Count the lines in the entries below that contain the string "Relax", treating uppercase and lowercase as different. Give only the number.
[start DATA SUPPLIED]
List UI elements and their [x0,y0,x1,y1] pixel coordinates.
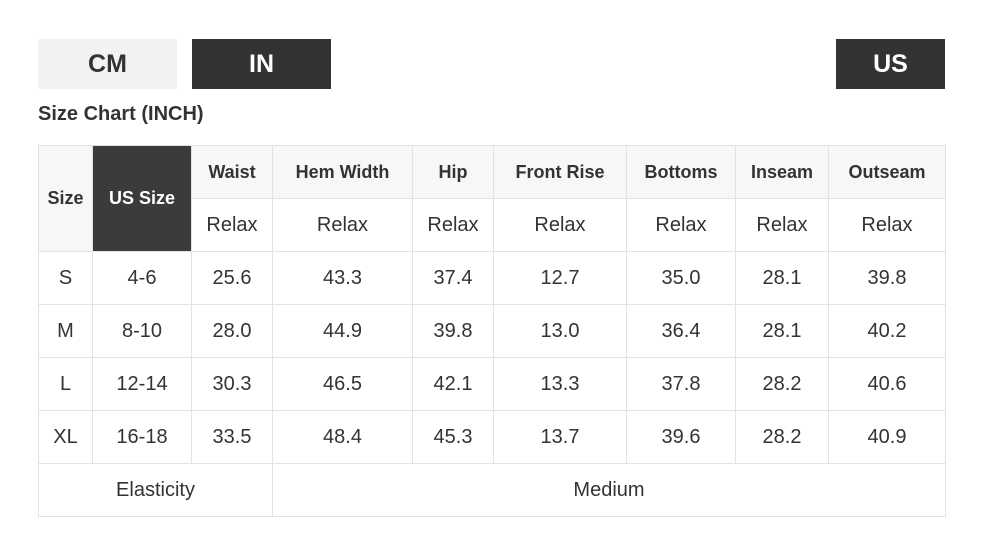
table-cell: 28.2 [735,410,829,464]
table-row: XL 16-18 33.5 48.4 45.3 13.7 39.6 28.2 40.9 [38,410,946,464]
table-cell: 13.7 [493,410,627,464]
table-cell: Relax [493,198,627,252]
size-table: Size US Size Waist Hem Width Hip Front Rise Bo… [38,145,946,517]
unit-tab[interactable]: IN [192,39,331,89]
table-cell: Medium [272,463,946,517]
table-cell: Relax [191,198,273,252]
table-cell: 40.9 [828,410,946,464]
table-cell: 28.2 [735,357,829,411]
table-row: L 12-14 30.3 46.5 42.1 13.3 37.8 28.2 40.6 [38,357,946,411]
table-cell: 37.8 [626,357,736,411]
table-cell: Inseam [735,145,829,199]
table-cell: Size [38,145,93,252]
table-cell: Relax [412,198,494,252]
table-cell: Relax [735,198,829,252]
table-cell: 28.1 [735,251,829,305]
table-cell: 36.4 [626,304,736,358]
table-row: Relax Relax Relax Relax Relax Relax Relax [39,198,946,252]
table-cell: 25.6 [191,251,273,305]
table-cell: 48.4 [272,410,413,464]
table-cell: Front Rise [493,145,627,199]
table-cell: 40.2 [828,304,946,358]
table-cell: 28.1 [735,304,829,358]
table-cell: 13.0 [493,304,627,358]
table-cell: 35.0 [626,251,736,305]
table-cell: M [38,304,93,358]
table-row: M 8-10 28.0 44.9 39.8 13.0 36.4 28.1 40.2 [38,304,946,358]
unit-tab[interactable]: CM [38,39,177,89]
table-cell: Hem Width [272,145,413,199]
table-cell: 46.5 [272,357,413,411]
table-cell: 30.3 [191,357,273,411]
table-cell: 39.8 [828,251,946,305]
table-cell: 4-6 [92,251,192,305]
title: Size Chart (INCH) [38,103,204,125]
table-cell: L [38,357,93,411]
region-tab[interactable]: US [836,39,945,89]
table-cell: 13.3 [493,357,627,411]
table-cell: 12-14 [92,357,192,411]
table-cell: US Size [92,145,192,252]
table-cell: Hip [412,145,494,199]
table-cell: 42.1 [412,357,494,411]
table-cell: 45.3 [412,410,494,464]
table-cell: 8-10 [92,304,192,358]
table-cell: Outseam [828,145,946,199]
table-cell: 44.9 [272,304,413,358]
table-cell: XL [38,410,93,464]
table-cell: 28.0 [191,304,273,358]
table-row: S 4-6 25.6 43.3 37.4 12.7 35.0 28.1 39.8 [38,251,946,305]
table-cell: 33.5 [191,410,273,464]
table-cell: Relax [828,198,946,252]
table-cell: S [38,251,93,305]
table-cell: Waist [191,145,273,199]
table-cell: 39.8 [412,304,494,358]
table-row: Size US Size Waist Hem Width Hip Front Rise Bo… [38,145,946,252]
table-cell: Bottoms [626,145,736,199]
table-cell: 39.6 [626,410,736,464]
table-cell: 16-18 [92,410,192,464]
table-cell: 12.7 [493,251,627,305]
table-cell: Elasticity [38,463,273,517]
table-cell: 40.6 [828,357,946,411]
table-row: Elasticity Medium [38,463,946,517]
table-cell: Relax [626,198,736,252]
table-cell: 43.3 [272,251,413,305]
table-cell: Relax [272,198,413,252]
table-cell: 37.4 [412,251,494,305]
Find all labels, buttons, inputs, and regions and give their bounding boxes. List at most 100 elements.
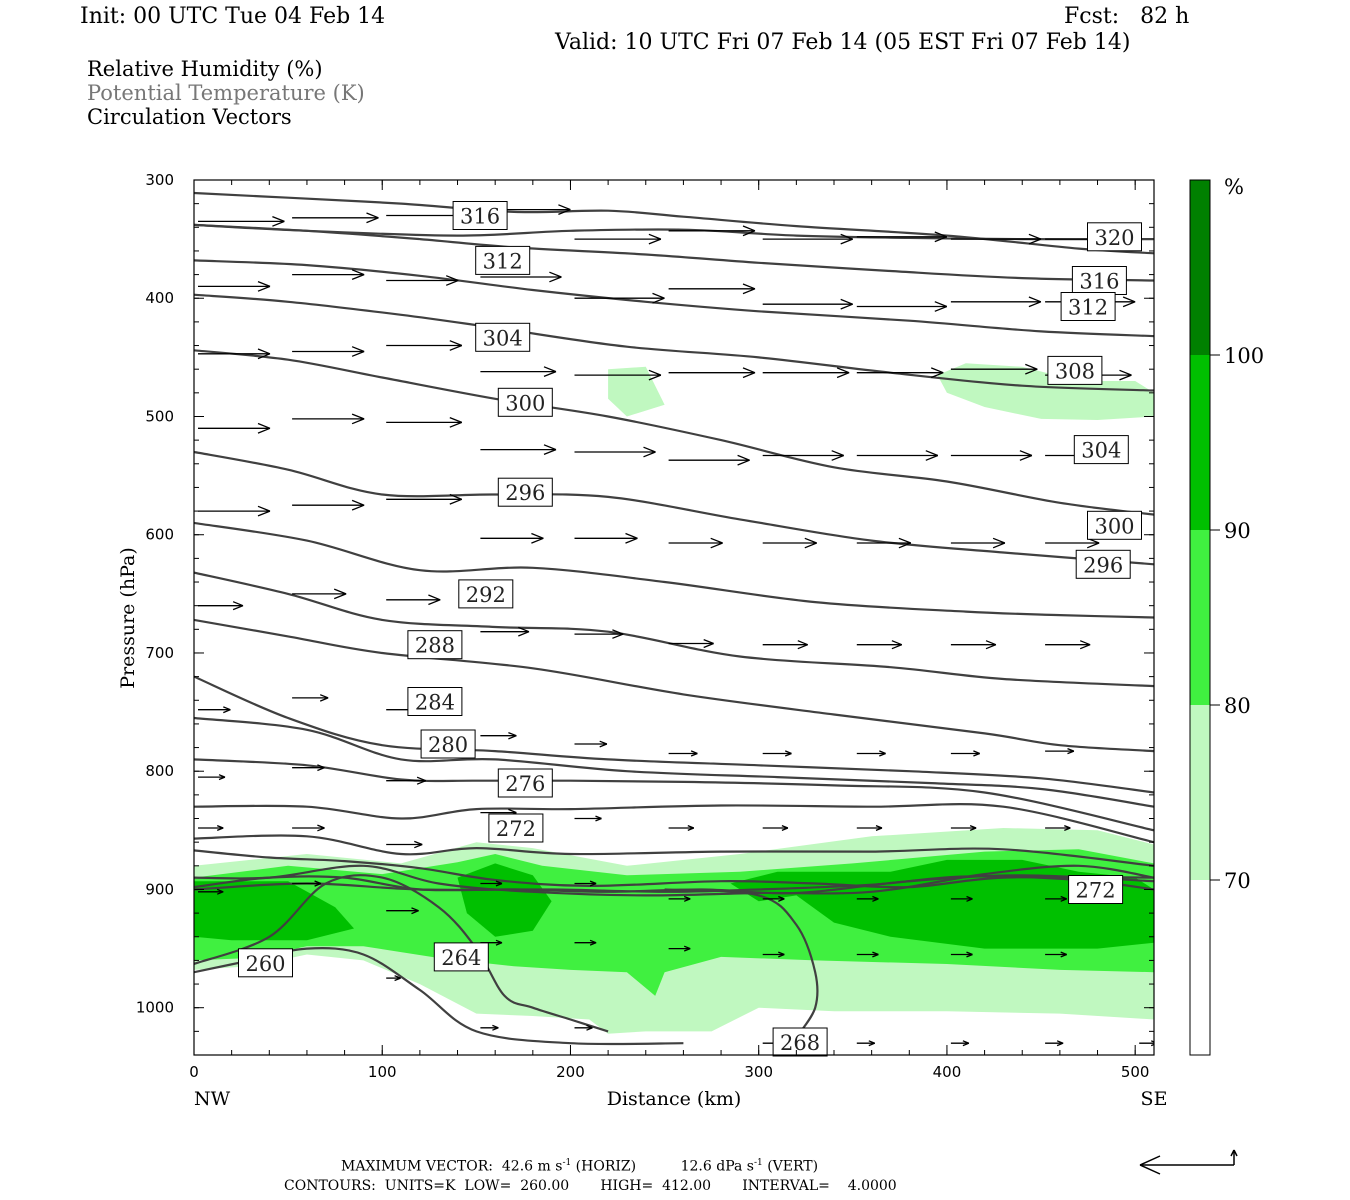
wind-vector <box>950 296 1042 308</box>
svg-text:292: 292 <box>466 583 506 607</box>
wind-vector <box>856 537 912 549</box>
wind-vector <box>198 601 244 611</box>
wind-vector <box>950 1040 970 1047</box>
axis-ticks: 0 100 200 300 400 500 300 400 500 600 700 800 900 100… <box>136 171 1154 1081</box>
wind-vector <box>668 945 691 952</box>
rh-colorbar: % 70 80 90 100 <box>1189 175 1264 1056</box>
wind-vector <box>762 450 844 461</box>
wind-vector <box>386 840 423 849</box>
colorbar-frame <box>1189 179 1211 1056</box>
theta-contour-316 <box>194 191 1154 255</box>
wind-vector <box>856 1040 876 1047</box>
svg-text:300: 300 <box>505 391 545 415</box>
colorbar-80-90 <box>1190 530 1210 705</box>
forecast-hour: Fcst: 82 h <box>1064 4 1190 29</box>
y-tick-label: 300 <box>145 171 174 189</box>
svg-text:272: 272 <box>1076 879 1116 903</box>
wind-vector <box>198 215 285 227</box>
theta-contour-layer <box>194 191 1154 1046</box>
theta-contour-316 <box>194 223 1154 282</box>
theta-contour-312 <box>194 259 1154 338</box>
wind-vector <box>668 638 714 649</box>
wind-vector <box>762 750 792 757</box>
x-tick-label: 100 <box>368 1063 397 1081</box>
wind-vector <box>668 454 750 466</box>
max-vector-line: MAXIMUM VECTOR: 42.6 m s-1 (HORIZ) 12.6 … <box>341 1158 818 1175</box>
svg-text:316: 316 <box>1079 270 1119 294</box>
colorbar-label-80: 80 <box>1224 694 1251 718</box>
wind-vector <box>198 706 231 714</box>
wind-vector <box>480 731 517 740</box>
wind-vector <box>292 764 325 772</box>
wind-vector <box>574 233 662 245</box>
theta-label-272: 272 <box>1068 875 1124 904</box>
legend-vectors: Circulation Vectors <box>87 105 292 129</box>
wind-vector <box>574 939 597 946</box>
colorbar-below-70 <box>1190 880 1210 1055</box>
theta-label-280: 280 <box>420 729 476 759</box>
theta-label-316: 316 <box>1071 266 1127 295</box>
theta-contour-304 <box>194 450 1154 566</box>
max-vector-label: MAXIMUM VECTOR: <box>341 1158 493 1175</box>
theta-contour-264 <box>194 874 609 1033</box>
theta-contour-308 <box>194 349 1154 516</box>
wind-vector <box>198 348 271 360</box>
theta-contour-300 <box>194 571 1154 688</box>
y-tick-label: 900 <box>145 880 174 898</box>
x-axis-label: Distance (km) <box>607 1088 742 1110</box>
svg-text:296: 296 <box>505 481 545 505</box>
wind-vector <box>950 895 973 902</box>
theta-label-272: 272 <box>488 813 544 843</box>
rh-fill-layer <box>194 363 1154 1034</box>
theta-contour-296 <box>194 716 1154 808</box>
theta-label-264: 264 <box>433 942 489 972</box>
svg-text:288: 288 <box>415 634 455 658</box>
colorbar-100 <box>1190 180 1210 355</box>
theta-contour-284 <box>194 834 1154 867</box>
wind-vector <box>480 444 557 456</box>
wind-vector <box>386 416 463 428</box>
max-vert-value: 12.6 dPa s <box>680 1158 754 1175</box>
wind-vector <box>198 824 224 832</box>
theta-label-296: 296 <box>497 477 553 507</box>
wind-vector <box>762 895 785 902</box>
wind-vector <box>386 275 459 286</box>
theta-label-276: 276 <box>497 768 553 798</box>
theta-contour-312 <box>194 293 1154 392</box>
wind-vector <box>574 740 608 748</box>
y-axis-label: Pressure (hPa) <box>117 547 139 689</box>
wind-vector <box>480 880 503 887</box>
wind-vector <box>292 499 365 511</box>
wind-vector <box>950 233 1042 245</box>
theta-label-284: 284 <box>407 687 463 716</box>
colorbar-label-100: 100 <box>1224 344 1264 368</box>
svg-text:296: 296 <box>1083 553 1123 577</box>
svg-text:312: 312 <box>483 249 523 273</box>
wind-vector <box>292 694 329 702</box>
wind-vector <box>856 640 903 650</box>
theta-contour-280 <box>194 849 1154 889</box>
wind-vector <box>480 626 530 637</box>
theta-contour-300 <box>194 618 1154 753</box>
theta-contour-292 <box>194 758 1154 832</box>
init-time: Init: 00 UTC Tue 04 Feb 14 <box>80 4 386 29</box>
y-tick-label: 600 <box>145 526 174 544</box>
x-end-label-right: SE <box>1141 1088 1168 1110</box>
wind-vector <box>762 640 808 650</box>
theta-label-312: 312 <box>475 245 531 275</box>
wind-vector <box>1139 1040 1154 1047</box>
max-horiz-value: 42.6 m s <box>501 1158 563 1175</box>
wind-vector <box>198 774 226 781</box>
wind-vector <box>668 367 756 379</box>
theta-contour-272 <box>194 875 1154 893</box>
wind-vector <box>762 537 817 549</box>
wind-vector <box>856 951 879 958</box>
wind-vector <box>574 292 665 304</box>
svg-text:284: 284 <box>415 691 455 715</box>
max-horiz-exponent: -1 <box>562 1158 572 1168</box>
wind-vector <box>856 750 886 757</box>
wind-vector <box>668 225 756 237</box>
wind-vector <box>856 895 879 902</box>
max-vert-exponent: -1 <box>753 1158 763 1168</box>
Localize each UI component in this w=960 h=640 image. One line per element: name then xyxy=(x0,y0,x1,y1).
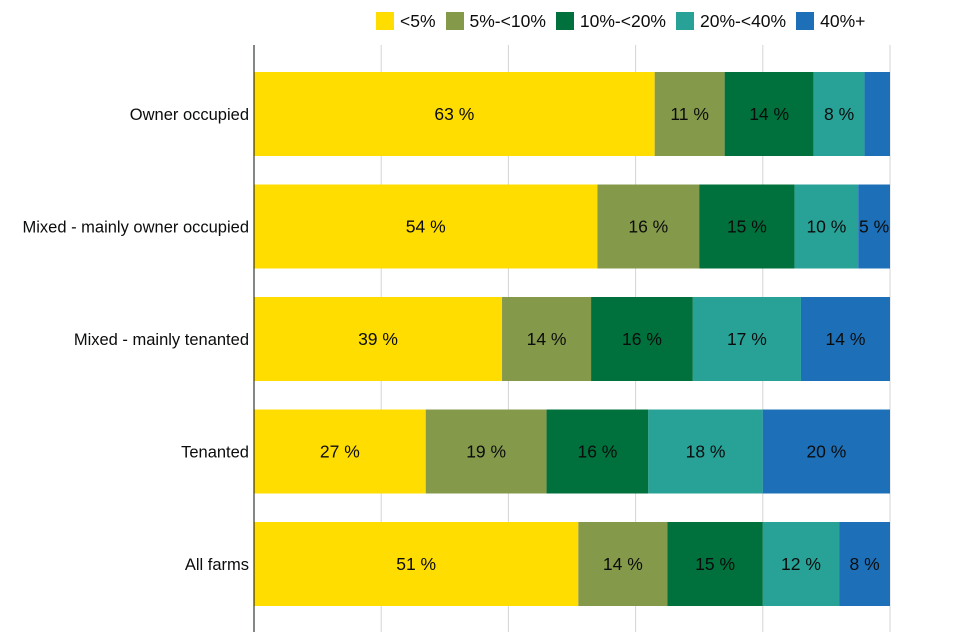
[end DATA SUPPLIED]
» EXPECTED OUTPUT
8